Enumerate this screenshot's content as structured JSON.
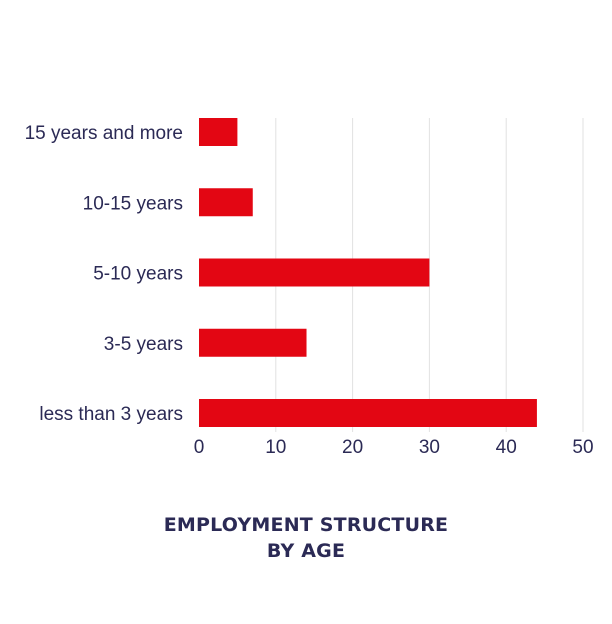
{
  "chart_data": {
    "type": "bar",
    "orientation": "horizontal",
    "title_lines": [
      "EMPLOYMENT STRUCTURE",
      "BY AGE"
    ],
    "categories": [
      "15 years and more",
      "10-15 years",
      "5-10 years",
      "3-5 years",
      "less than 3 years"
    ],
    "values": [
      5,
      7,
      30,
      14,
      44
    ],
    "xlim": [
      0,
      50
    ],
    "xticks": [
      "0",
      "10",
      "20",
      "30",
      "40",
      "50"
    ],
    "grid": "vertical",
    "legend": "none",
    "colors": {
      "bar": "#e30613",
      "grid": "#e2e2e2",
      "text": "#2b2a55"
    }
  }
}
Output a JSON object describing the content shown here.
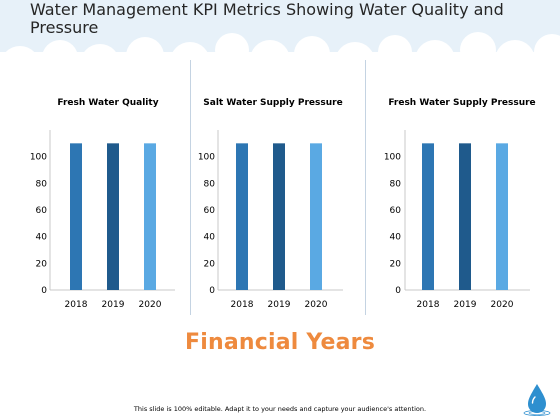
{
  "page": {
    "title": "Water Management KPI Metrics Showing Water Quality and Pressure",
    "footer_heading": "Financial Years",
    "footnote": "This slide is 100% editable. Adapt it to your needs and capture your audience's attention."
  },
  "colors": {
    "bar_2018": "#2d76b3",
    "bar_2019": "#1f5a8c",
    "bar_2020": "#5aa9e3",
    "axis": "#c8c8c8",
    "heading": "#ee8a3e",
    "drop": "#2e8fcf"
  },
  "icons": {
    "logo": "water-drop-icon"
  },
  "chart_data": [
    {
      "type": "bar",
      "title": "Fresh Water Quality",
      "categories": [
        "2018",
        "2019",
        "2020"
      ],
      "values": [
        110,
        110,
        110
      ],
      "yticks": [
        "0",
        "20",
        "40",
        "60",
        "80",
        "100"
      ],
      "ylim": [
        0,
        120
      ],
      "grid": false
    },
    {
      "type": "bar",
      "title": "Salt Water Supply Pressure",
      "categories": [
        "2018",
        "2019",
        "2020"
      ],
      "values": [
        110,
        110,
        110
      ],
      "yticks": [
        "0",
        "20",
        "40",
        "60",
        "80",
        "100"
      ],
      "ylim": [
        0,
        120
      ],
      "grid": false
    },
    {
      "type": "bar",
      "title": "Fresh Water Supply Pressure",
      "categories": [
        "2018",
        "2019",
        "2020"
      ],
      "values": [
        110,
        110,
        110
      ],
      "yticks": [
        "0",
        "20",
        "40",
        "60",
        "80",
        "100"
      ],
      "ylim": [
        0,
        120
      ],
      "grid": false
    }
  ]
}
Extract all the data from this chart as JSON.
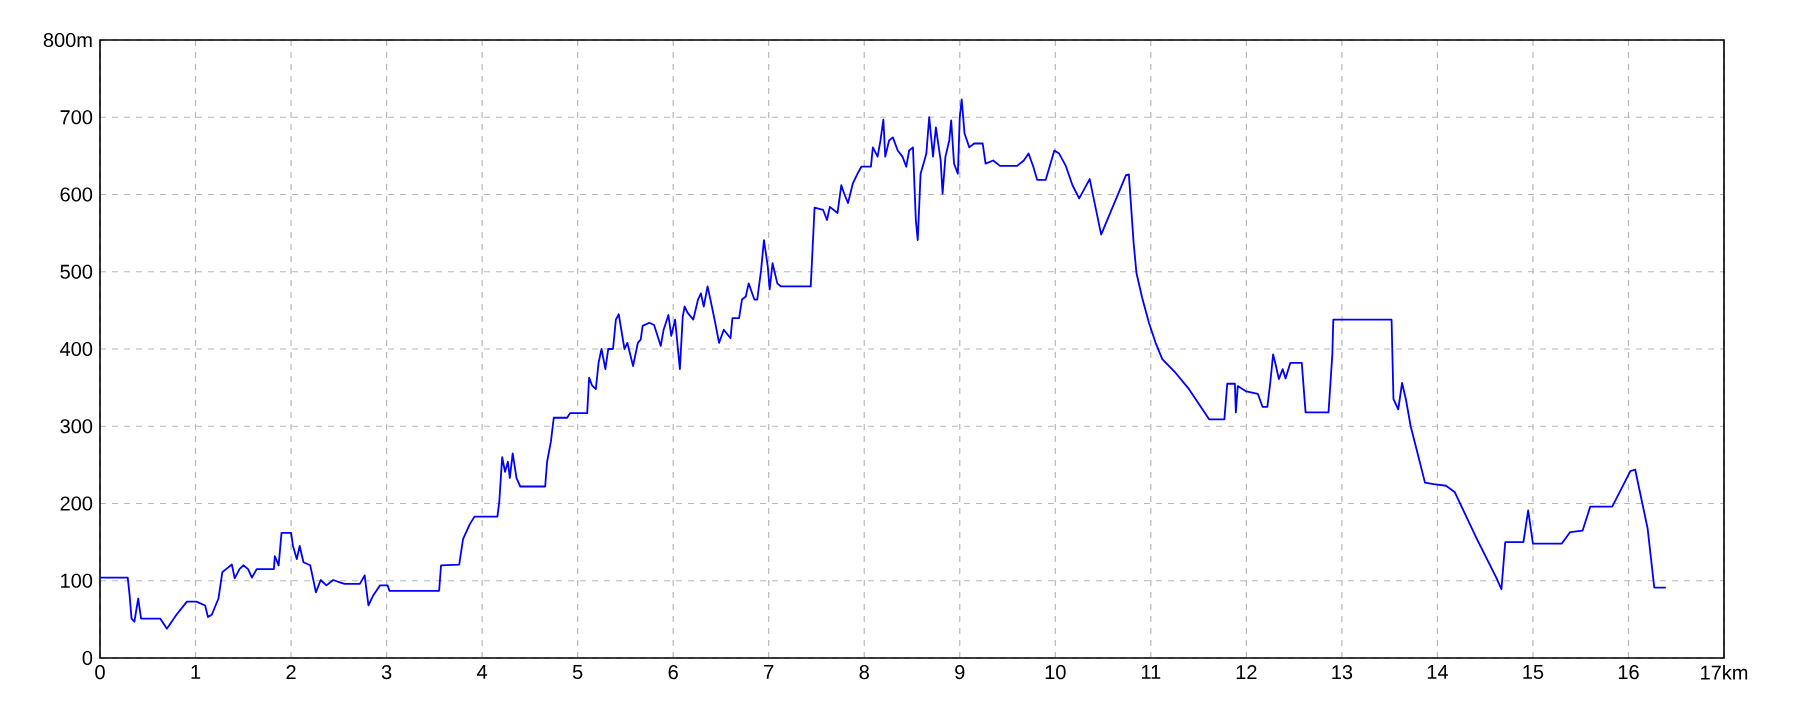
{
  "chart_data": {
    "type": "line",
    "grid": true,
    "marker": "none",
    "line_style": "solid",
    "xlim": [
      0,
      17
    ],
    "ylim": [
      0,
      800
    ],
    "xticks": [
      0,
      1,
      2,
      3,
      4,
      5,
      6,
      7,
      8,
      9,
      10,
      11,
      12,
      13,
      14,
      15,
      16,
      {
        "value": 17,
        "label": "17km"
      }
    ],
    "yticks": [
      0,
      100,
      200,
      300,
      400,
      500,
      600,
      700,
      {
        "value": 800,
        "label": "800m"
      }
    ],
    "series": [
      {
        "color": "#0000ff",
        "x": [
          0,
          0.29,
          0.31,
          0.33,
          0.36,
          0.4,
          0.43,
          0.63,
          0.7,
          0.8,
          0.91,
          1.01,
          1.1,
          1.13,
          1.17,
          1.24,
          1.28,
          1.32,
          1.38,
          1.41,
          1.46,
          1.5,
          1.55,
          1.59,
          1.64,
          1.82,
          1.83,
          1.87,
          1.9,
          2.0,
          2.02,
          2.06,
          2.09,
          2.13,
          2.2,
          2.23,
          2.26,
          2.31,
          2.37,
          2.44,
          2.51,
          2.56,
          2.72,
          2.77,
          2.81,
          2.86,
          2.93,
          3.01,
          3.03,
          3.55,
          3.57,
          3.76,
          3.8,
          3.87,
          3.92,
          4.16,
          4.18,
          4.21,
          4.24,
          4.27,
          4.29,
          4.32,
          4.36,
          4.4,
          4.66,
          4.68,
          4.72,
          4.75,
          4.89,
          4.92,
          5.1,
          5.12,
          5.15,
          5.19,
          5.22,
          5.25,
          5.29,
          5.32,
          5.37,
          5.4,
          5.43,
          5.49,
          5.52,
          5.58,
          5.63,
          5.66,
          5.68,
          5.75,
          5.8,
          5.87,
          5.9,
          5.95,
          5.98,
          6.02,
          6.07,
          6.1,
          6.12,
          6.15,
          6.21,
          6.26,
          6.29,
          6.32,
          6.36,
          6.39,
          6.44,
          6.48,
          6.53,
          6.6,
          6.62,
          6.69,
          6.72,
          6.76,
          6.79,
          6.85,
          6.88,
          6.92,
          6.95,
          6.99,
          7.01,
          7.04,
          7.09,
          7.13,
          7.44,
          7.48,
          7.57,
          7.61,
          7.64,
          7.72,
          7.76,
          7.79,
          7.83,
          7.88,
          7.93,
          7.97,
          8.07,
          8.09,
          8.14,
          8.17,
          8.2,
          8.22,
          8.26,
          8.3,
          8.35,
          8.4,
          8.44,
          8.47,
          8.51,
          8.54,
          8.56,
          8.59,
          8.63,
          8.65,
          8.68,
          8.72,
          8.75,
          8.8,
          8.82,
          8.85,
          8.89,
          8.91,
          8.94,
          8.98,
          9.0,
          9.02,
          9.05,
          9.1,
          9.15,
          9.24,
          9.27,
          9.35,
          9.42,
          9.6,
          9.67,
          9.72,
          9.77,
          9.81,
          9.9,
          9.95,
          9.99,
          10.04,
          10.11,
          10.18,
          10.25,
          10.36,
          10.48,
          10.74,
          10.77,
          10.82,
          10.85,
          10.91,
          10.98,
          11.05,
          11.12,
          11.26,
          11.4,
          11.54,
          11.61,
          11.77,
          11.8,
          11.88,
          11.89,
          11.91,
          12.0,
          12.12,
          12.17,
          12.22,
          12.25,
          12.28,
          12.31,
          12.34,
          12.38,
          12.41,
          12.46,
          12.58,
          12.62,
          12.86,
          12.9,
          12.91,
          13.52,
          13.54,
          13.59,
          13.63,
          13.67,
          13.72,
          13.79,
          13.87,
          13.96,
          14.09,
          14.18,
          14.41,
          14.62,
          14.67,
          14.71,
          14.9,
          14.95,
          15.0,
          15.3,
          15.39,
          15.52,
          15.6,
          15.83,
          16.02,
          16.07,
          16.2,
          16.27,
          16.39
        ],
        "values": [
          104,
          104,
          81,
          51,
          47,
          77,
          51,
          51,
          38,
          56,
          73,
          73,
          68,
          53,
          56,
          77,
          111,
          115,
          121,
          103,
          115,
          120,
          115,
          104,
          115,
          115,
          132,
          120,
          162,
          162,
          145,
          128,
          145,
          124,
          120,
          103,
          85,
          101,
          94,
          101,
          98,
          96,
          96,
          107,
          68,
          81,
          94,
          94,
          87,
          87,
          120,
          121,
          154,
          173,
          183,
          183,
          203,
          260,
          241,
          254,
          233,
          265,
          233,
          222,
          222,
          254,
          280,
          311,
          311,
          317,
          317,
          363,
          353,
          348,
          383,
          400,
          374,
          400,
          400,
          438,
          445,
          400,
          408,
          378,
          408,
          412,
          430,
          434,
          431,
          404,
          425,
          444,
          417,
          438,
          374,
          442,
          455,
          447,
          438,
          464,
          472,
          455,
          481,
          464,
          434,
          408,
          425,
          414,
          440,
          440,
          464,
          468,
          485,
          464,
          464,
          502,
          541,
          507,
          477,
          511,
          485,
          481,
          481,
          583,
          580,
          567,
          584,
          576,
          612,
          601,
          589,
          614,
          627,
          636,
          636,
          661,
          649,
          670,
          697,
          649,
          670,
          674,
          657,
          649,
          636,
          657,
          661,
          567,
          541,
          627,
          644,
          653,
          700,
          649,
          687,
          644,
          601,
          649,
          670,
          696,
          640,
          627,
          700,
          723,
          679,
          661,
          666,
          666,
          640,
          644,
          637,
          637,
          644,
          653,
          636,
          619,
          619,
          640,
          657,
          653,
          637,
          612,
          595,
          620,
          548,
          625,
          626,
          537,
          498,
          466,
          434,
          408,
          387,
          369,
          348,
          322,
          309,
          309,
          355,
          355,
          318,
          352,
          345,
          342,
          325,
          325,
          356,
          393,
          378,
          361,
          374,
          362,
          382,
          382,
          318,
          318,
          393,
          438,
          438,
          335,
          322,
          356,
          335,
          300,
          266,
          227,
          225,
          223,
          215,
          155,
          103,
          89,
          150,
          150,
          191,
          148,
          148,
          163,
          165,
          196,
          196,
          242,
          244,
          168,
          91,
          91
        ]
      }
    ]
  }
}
========================
§ **Challenge**
Go through the lines above. Select every one that has the string "Fresh".

§ **The reply**
      "title": "Fresh Water Quality",
      "title": "Fresh Water Supply Pressure",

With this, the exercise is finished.